**TASK STATEMENT:**
Pictures aside, repeat the whole listing word for word.

**SOURCE INFORMATION:**
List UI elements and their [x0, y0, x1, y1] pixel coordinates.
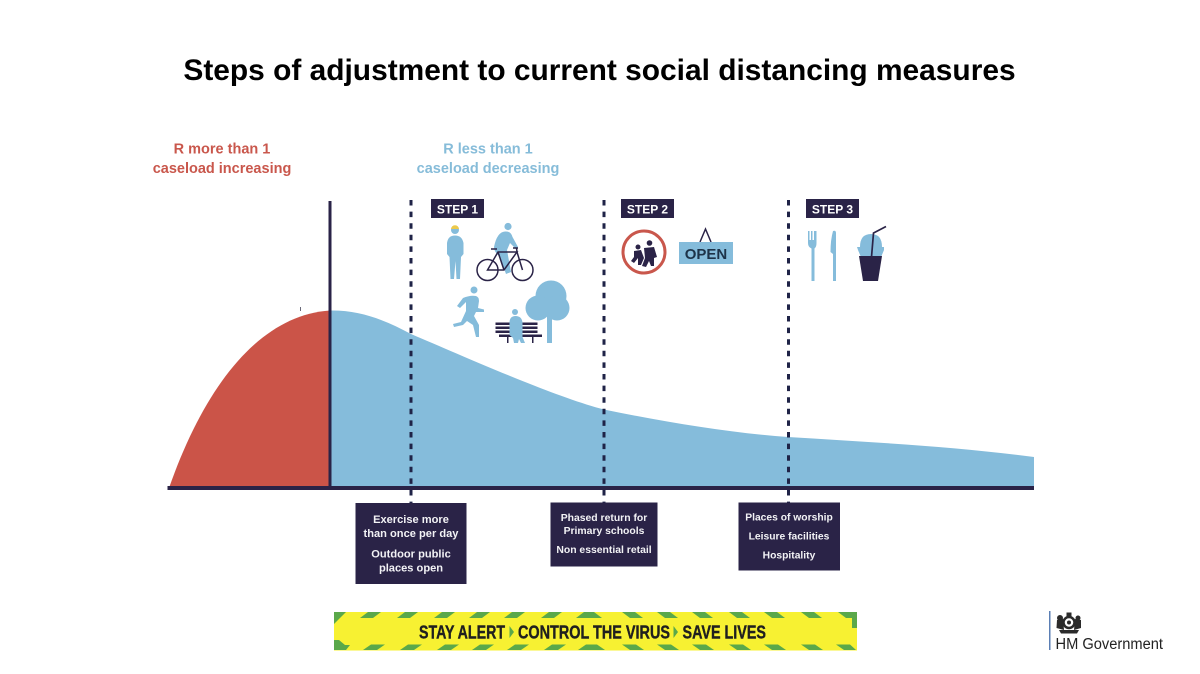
- banner: stay alert slogan: STAY ALERT: [419, 622, 505, 642]
- heading: R more than 1: [153, 142, 291, 177]
- label: step 2: [621, 199, 674, 218]
- banner: stay alert slogan: CONTROL THE VIRUS: [518, 622, 670, 642]
- callout: step 2 measures: [550, 502, 658, 566]
- icon: open sign: OPEN: [685, 246, 727, 263]
- icon: bench and tree: [496, 280, 570, 343]
- chart: red rising curve: [169, 310, 330, 488]
- banner: stay alert slogan: SAVE LIVES: [682, 622, 766, 642]
- callout: step 2 measures: Primary schools: [564, 526, 645, 537]
- callout: step 3 measures: Leisure facilities: [749, 532, 830, 542]
- icon: fork: [808, 231, 816, 281]
- chart: baseline axis: [168, 486, 1034, 490]
- chart: blue falling curve: [330, 310, 1034, 488]
- label: step 2: STEP 2: [627, 202, 668, 216]
- label: step 3: [806, 199, 859, 218]
- icon: knife: [830, 231, 836, 281]
- heading: R less than 1: R less than 1: [443, 142, 533, 158]
- icon: runner: [453, 286, 484, 337]
- label: step 1: STEP 1: [437, 202, 478, 216]
- callout: step 1 measures: places open: [379, 562, 443, 574]
- dashed line: step 1: [410, 200, 412, 503]
- heading: R less than 1: caseload decreasing: [417, 161, 559, 177]
- heading: R less than 1: [417, 142, 559, 177]
- logo: HM Government: [1049, 611, 1164, 653]
- heading: R more than 1: caseload increasing: [153, 161, 291, 177]
- icon: cyclist: [477, 223, 533, 280]
- dashed line: step 2: [602, 200, 606, 503]
- chart: small tick: [300, 307, 301, 311]
- label: step 3: STEP 3: [812, 202, 853, 216]
- callout: step 2 measures: Phased return for: [561, 513, 647, 524]
- icon: open sign: [679, 229, 733, 264]
- callout: step 1 measures: than once per day: [364, 528, 459, 540]
- icon: construction worker: [447, 225, 464, 279]
- icon: takeaway drink: [857, 226, 886, 281]
- callout: step 1 measures: Exercise more: [373, 514, 449, 526]
- callout: step 1 measures: Outdoor public: [371, 548, 451, 560]
- heading: R more than 1: R more than 1: [174, 142, 270, 158]
- dashed line: step 3: [787, 200, 790, 503]
- crest: [1056, 612, 1081, 634]
- callout: step 2 measures: Non essential retail: [556, 545, 652, 556]
- callout: step 3 measures: [738, 502, 840, 570]
- callout: step 1 measures: [356, 503, 466, 584]
- logo: HM Government: HM Government: [1056, 636, 1164, 653]
- banner stripes: [334, 612, 857, 650]
- icon: school children sign: [623, 231, 665, 273]
- banner: stay alert slogan: [334, 612, 857, 650]
- title: Steps of adjustment to current social distancing measures: [183, 54, 1016, 87]
- callout: step 3 measures: Places of worship: [745, 512, 833, 524]
- chart: vertical peak line: [328, 201, 332, 489]
- label: step 1: [431, 199, 484, 218]
- callout: step 3 measures: Hospitality: [763, 550, 816, 562]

**RESULT OF THIS EXERCISE:**
List UI elements and their [x0, y0, x1, y1] pixel coordinates.
- banner: stay alert slogan: STAY ALERT: [419, 622, 505, 642]
- heading: R more than 1: [153, 142, 291, 177]
- label: step 2: [621, 199, 674, 218]
- banner: stay alert slogan: CONTROL THE VIRUS: [518, 622, 670, 642]
- callout: step 2 measures: [550, 502, 658, 566]
- icon: open sign: OPEN: [685, 246, 727, 263]
- icon: bench and tree: [496, 280, 570, 343]
- chart: red rising curve: [169, 310, 330, 488]
- banner: stay alert slogan: SAVE LIVES: [682, 622, 766, 642]
- callout: step 2 measures: Primary schools: [564, 526, 645, 537]
- callout: step 3 measures: Leisure facilities: [749, 532, 830, 542]
- icon: fork: [808, 231, 816, 281]
- chart: baseline axis: [168, 486, 1034, 490]
- chart: blue falling curve: [330, 310, 1034, 488]
- label: step 2: STEP 2: [627, 202, 668, 216]
- label: step 3: [806, 199, 859, 218]
- icon: knife: [830, 231, 836, 281]
- heading: R less than 1: R less than 1: [443, 142, 533, 158]
- icon: runner: [453, 286, 484, 337]
- label: step 1: STEP 1: [437, 202, 478, 216]
- callout: step 1 measures: places open: [379, 562, 443, 574]
- dashed line: step 1: [410, 200, 412, 503]
- heading: R less than 1: caseload decreasing: [417, 161, 559, 177]
- heading: R less than 1: [417, 142, 559, 177]
- logo: HM Government: [1049, 611, 1164, 653]
- heading: R more than 1: caseload increasing: [153, 161, 291, 177]
- icon: cyclist: [477, 223, 533, 280]
- dashed line: step 2: [602, 200, 606, 503]
- chart: small tick: [300, 307, 301, 311]
- label: step 3: STEP 3: [812, 202, 853, 216]
- callout: step 2 measures: Phased return for: [561, 513, 647, 524]
- icon: open sign: [679, 229, 733, 264]
- callout: step 1 measures: than once per day: [364, 528, 459, 540]
- icon: construction worker: [447, 225, 464, 279]
- icon: takeaway drink: [857, 226, 886, 281]
- callout: step 1 measures: Exercise more: [373, 514, 449, 526]
- callout: step 1 measures: Outdoor public: [371, 548, 451, 560]
- heading: R more than 1: R more than 1: [174, 142, 270, 158]
- dashed line: step 3: [787, 200, 790, 503]
- crest: [1056, 612, 1081, 634]
- callout: step 2 measures: Non essential retail: [556, 545, 652, 556]
- callout: step 3 measures: [738, 502, 840, 570]
- callout: step 1 measures: [356, 503, 466, 584]
- logo: HM Government: HM Government: [1056, 636, 1164, 653]
- banner stripes: [334, 612, 857, 650]
- icon: school children sign: [623, 231, 665, 273]
- banner: stay alert slogan: [334, 612, 857, 650]
- title: Steps of adjustment to current social distancing measures: [183, 54, 1016, 87]
- callout: step 3 measures: Places of worship: [745, 512, 833, 524]
- chart: vertical peak line: [328, 201, 332, 489]
- label: step 1: [431, 199, 484, 218]
- callout: step 3 measures: Hospitality: [763, 550, 816, 562]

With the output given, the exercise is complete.